__Task goal__. Print the entries that appear below, exactly as written and without their pictures.

(Items listed in a dataset)
☆ ☆ ☆ ☆ ☆

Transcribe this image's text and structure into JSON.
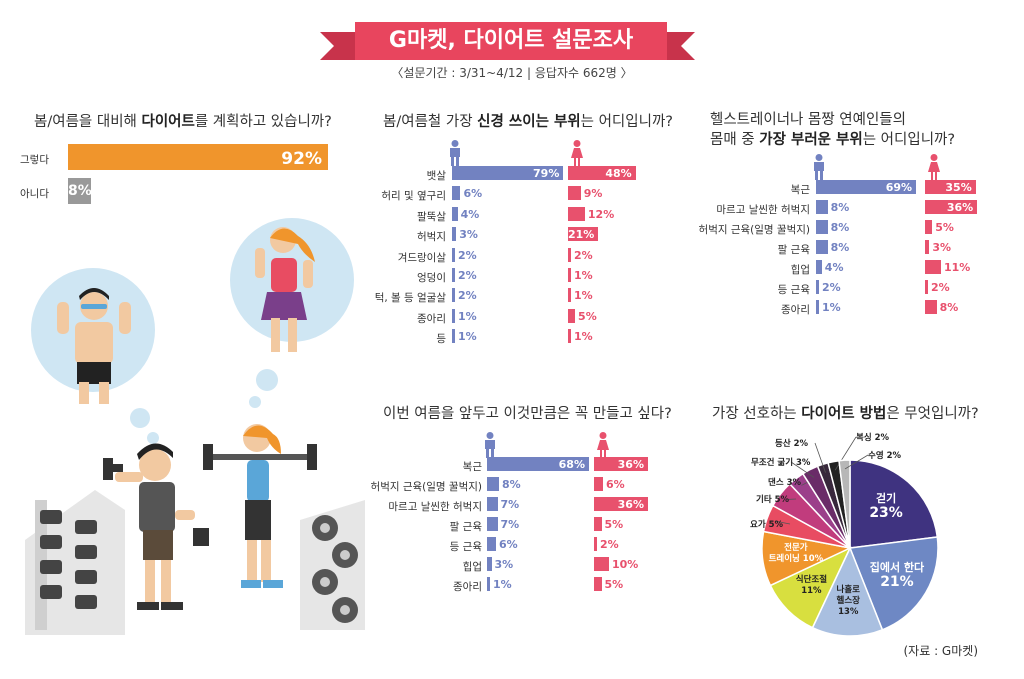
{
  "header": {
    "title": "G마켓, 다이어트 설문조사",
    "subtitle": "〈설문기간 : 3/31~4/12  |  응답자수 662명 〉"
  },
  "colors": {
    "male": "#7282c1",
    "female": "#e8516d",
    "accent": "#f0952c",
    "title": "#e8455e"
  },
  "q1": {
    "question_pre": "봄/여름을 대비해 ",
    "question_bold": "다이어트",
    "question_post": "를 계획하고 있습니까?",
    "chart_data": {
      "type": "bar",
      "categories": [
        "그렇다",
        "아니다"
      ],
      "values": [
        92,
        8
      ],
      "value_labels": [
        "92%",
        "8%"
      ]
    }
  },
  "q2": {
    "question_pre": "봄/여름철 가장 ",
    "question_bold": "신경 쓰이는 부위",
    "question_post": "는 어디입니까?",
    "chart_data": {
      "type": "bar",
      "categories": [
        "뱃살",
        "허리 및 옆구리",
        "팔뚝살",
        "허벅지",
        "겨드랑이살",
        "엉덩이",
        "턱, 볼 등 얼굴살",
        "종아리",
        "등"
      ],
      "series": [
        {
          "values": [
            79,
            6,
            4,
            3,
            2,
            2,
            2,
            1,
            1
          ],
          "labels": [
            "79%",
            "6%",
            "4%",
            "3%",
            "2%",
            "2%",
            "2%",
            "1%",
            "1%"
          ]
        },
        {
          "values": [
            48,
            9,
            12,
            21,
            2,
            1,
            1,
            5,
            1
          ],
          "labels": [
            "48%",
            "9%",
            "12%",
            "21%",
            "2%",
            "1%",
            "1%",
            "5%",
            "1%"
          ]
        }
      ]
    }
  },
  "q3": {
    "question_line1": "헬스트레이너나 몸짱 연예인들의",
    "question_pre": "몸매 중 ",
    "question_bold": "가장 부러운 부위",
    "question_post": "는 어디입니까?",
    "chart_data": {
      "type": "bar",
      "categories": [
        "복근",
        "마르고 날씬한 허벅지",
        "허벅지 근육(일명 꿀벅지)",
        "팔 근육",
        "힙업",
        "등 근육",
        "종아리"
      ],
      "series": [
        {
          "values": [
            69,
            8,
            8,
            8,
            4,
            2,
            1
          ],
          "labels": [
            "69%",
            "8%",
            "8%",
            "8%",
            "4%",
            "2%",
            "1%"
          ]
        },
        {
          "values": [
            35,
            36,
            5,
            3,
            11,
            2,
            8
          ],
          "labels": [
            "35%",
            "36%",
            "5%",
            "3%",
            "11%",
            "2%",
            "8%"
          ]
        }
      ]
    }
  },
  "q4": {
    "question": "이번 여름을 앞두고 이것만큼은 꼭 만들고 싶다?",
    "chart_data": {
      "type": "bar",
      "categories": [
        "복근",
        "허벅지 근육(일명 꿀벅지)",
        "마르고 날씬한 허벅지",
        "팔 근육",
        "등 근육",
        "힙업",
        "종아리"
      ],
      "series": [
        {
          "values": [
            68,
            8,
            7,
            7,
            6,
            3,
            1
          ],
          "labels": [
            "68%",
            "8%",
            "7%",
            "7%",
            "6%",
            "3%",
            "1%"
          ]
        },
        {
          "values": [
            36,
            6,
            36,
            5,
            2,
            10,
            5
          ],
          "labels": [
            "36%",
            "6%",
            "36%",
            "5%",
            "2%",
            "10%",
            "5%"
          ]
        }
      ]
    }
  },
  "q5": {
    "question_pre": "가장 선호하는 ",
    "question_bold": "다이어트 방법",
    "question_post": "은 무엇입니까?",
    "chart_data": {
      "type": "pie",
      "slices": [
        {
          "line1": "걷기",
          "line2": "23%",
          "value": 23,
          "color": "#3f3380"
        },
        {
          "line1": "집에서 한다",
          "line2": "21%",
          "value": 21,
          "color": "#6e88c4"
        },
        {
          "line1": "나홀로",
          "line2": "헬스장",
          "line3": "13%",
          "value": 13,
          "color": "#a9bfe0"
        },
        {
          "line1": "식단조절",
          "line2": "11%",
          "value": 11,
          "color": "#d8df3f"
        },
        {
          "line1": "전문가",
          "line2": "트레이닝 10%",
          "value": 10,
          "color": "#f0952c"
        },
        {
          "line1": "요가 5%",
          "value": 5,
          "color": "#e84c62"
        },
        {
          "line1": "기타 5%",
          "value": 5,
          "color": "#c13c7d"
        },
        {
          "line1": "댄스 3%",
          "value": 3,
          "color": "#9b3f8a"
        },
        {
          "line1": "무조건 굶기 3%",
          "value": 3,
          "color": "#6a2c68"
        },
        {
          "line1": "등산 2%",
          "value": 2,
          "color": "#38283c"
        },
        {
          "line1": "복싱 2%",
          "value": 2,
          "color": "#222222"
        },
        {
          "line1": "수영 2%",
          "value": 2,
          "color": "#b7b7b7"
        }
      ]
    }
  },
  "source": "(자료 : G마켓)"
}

☆ ☆ ☆ ☆ ☆

__Answer to the exercise__.
Transcribe this image's text and structure into JSON.
{
  "header": {
    "title": "G마켓, 다이어트 설문조사",
    "subtitle": "〈설문기간 : 3/31~4/12  |  응답자수 662명 〉"
  },
  "colors": {
    "male": "#7282c1",
    "female": "#e8516d",
    "accent": "#f0952c",
    "title": "#e8455e"
  },
  "q1": {
    "question_pre": "봄/여름을 대비해 ",
    "question_bold": "다이어트",
    "question_post": "를 계획하고 있습니까?",
    "chart_data": {
      "type": "bar",
      "categories": [
        "그렇다",
        "아니다"
      ],
      "values": [
        92,
        8
      ],
      "value_labels": [
        "92%",
        "8%"
      ]
    }
  },
  "q2": {
    "question_pre": "봄/여름철 가장 ",
    "question_bold": "신경 쓰이는 부위",
    "question_post": "는 어디입니까?",
    "chart_data": {
      "type": "bar",
      "categories": [
        "뱃살",
        "허리 및 옆구리",
        "팔뚝살",
        "허벅지",
        "겨드랑이살",
        "엉덩이",
        "턱, 볼 등 얼굴살",
        "종아리",
        "등"
      ],
      "series": [
        {
          "values": [
            79,
            6,
            4,
            3,
            2,
            2,
            2,
            1,
            1
          ],
          "labels": [
            "79%",
            "6%",
            "4%",
            "3%",
            "2%",
            "2%",
            "2%",
            "1%",
            "1%"
          ]
        },
        {
          "values": [
            48,
            9,
            12,
            21,
            2,
            1,
            1,
            5,
            1
          ],
          "labels": [
            "48%",
            "9%",
            "12%",
            "21%",
            "2%",
            "1%",
            "1%",
            "5%",
            "1%"
          ]
        }
      ]
    }
  },
  "q3": {
    "question_line1": "헬스트레이너나 몸짱 연예인들의",
    "question_pre": "몸매 중 ",
    "question_bold": "가장 부러운 부위",
    "question_post": "는 어디입니까?",
    "chart_data": {
      "type": "bar",
      "categories": [
        "복근",
        "마르고 날씬한 허벅지",
        "허벅지 근육(일명 꿀벅지)",
        "팔 근육",
        "힙업",
        "등 근육",
        "종아리"
      ],
      "series": [
        {
          "values": [
            69,
            8,
            8,
            8,
            4,
            2,
            1
          ],
          "labels": [
            "69%",
            "8%",
            "8%",
            "8%",
            "4%",
            "2%",
            "1%"
          ]
        },
        {
          "values": [
            35,
            36,
            5,
            3,
            11,
            2,
            8
          ],
          "labels": [
            "35%",
            "36%",
            "5%",
            "3%",
            "11%",
            "2%",
            "8%"
          ]
        }
      ]
    }
  },
  "q4": {
    "question": "이번 여름을 앞두고 이것만큼은 꼭 만들고 싶다?",
    "chart_data": {
      "type": "bar",
      "categories": [
        "복근",
        "허벅지 근육(일명 꿀벅지)",
        "마르고 날씬한 허벅지",
        "팔 근육",
        "등 근육",
        "힙업",
        "종아리"
      ],
      "series": [
        {
          "values": [
            68,
            8,
            7,
            7,
            6,
            3,
            1
          ],
          "labels": [
            "68%",
            "8%",
            "7%",
            "7%",
            "6%",
            "3%",
            "1%"
          ]
        },
        {
          "values": [
            36,
            6,
            36,
            5,
            2,
            10,
            5
          ],
          "labels": [
            "36%",
            "6%",
            "36%",
            "5%",
            "2%",
            "10%",
            "5%"
          ]
        }
      ]
    }
  },
  "q5": {
    "question_pre": "가장 선호하는 ",
    "question_bold": "다이어트 방법",
    "question_post": "은 무엇입니까?",
    "chart_data": {
      "type": "pie",
      "slices": [
        {
          "line1": "걷기",
          "line2": "23%",
          "value": 23,
          "color": "#3f3380"
        },
        {
          "line1": "집에서 한다",
          "line2": "21%",
          "value": 21,
          "color": "#6e88c4"
        },
        {
          "line1": "나홀로",
          "line2": "헬스장",
          "line3": "13%",
          "value": 13,
          "color": "#a9bfe0"
        },
        {
          "line1": "식단조절",
          "line2": "11%",
          "value": 11,
          "color": "#d8df3f"
        },
        {
          "line1": "전문가",
          "line2": "트레이닝 10%",
          "value": 10,
          "color": "#f0952c"
        },
        {
          "line1": "요가 5%",
          "value": 5,
          "color": "#e84c62"
        },
        {
          "line1": "기타 5%",
          "value": 5,
          "color": "#c13c7d"
        },
        {
          "line1": "댄스 3%",
          "value": 3,
          "color": "#9b3f8a"
        },
        {
          "line1": "무조건 굶기 3%",
          "value": 3,
          "color": "#6a2c68"
        },
        {
          "line1": "등산 2%",
          "value": 2,
          "color": "#38283c"
        },
        {
          "line1": "복싱 2%",
          "value": 2,
          "color": "#222222"
        },
        {
          "line1": "수영 2%",
          "value": 2,
          "color": "#b7b7b7"
        }
      ]
    }
  },
  "source": "(자료 : G마켓)"
}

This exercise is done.